◆ **Problem details**
Rewrite everything from the start of the records down to the line containing "data-label: 44139 (609, 176, 644, 189)", swapping "y-right-tick-label" for "right-axis-label" and leaving all else unchanged.

Supplied material start

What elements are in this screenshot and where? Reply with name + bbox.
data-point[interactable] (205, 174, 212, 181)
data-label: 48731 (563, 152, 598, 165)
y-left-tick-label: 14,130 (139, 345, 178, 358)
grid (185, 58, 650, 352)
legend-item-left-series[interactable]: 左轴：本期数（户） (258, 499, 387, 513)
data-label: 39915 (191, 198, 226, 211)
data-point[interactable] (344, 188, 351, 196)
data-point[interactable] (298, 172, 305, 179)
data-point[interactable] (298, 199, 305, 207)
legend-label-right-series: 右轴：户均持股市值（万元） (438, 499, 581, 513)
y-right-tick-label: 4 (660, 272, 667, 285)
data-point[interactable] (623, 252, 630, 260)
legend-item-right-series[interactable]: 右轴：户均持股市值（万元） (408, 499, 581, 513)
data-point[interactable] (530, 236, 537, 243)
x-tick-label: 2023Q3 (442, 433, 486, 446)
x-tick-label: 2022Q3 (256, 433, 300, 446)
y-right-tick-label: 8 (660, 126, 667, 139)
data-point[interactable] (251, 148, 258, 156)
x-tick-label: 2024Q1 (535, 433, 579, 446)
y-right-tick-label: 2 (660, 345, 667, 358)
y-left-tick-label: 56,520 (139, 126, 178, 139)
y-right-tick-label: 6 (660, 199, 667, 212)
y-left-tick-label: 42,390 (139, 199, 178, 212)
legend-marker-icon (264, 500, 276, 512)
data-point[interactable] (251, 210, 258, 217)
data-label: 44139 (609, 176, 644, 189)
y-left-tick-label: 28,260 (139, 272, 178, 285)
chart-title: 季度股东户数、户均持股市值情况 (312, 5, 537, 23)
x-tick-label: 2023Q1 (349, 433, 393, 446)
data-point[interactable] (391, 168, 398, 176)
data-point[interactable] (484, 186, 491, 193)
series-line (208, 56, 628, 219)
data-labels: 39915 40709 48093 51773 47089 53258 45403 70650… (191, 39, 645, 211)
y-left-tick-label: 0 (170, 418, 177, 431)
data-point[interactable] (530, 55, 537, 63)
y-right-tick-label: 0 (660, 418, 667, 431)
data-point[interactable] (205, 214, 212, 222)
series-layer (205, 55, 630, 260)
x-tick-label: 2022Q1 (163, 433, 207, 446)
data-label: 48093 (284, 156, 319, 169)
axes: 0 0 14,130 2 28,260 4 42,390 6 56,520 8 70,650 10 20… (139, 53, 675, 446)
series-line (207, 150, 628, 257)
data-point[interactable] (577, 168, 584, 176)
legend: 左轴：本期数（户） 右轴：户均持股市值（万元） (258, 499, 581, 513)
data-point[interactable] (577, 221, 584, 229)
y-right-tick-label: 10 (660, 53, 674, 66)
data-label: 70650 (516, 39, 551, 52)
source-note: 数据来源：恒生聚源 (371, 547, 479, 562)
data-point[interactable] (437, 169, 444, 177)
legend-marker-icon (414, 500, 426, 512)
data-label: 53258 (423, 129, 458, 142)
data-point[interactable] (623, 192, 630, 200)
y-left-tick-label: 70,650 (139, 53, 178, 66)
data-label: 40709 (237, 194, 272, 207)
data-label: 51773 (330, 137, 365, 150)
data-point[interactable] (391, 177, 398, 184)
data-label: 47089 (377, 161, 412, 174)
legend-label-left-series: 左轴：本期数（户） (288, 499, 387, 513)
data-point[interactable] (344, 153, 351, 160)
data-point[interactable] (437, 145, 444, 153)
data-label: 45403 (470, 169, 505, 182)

Supplied material end

◆ **Final result**
What elements are in this screenshot and where? Reply with name + bbox.
data-point[interactable] (205, 174, 212, 181)
data-label: 48731 (563, 152, 598, 165)
y-left-tick-label: 14,130 (139, 345, 178, 358)
grid (185, 58, 650, 352)
legend-item-left-series[interactable]: 左轴：本期数（户） (258, 499, 387, 513)
data-label: 39915 (191, 198, 226, 211)
data-point[interactable] (344, 188, 351, 196)
data-point[interactable] (298, 172, 305, 179)
data-point[interactable] (298, 199, 305, 207)
legend-label-right-series: 右轴：户均持股市值（万元） (438, 499, 581, 513)
right-axis-label: 4 (660, 272, 667, 285)
data-point[interactable] (623, 252, 630, 260)
legend-item-right-series[interactable]: 右轴：户均持股市值（万元） (408, 499, 581, 513)
data-point[interactable] (530, 236, 537, 243)
x-tick-label: 2023Q3 (442, 433, 486, 446)
x-tick-label: 2022Q3 (256, 433, 300, 446)
right-axis-label: 8 (660, 126, 667, 139)
data-point[interactable] (251, 148, 258, 156)
x-tick-label: 2024Q1 (535, 433, 579, 446)
right-axis-label: 2 (660, 345, 667, 358)
y-left-tick-label: 56,520 (139, 126, 178, 139)
right-axis-label: 6 (660, 199, 667, 212)
y-left-tick-label: 42,390 (139, 199, 178, 212)
legend-marker-icon (264, 500, 276, 512)
data-point[interactable] (251, 210, 258, 217)
data-label: 44139 (609, 176, 644, 189)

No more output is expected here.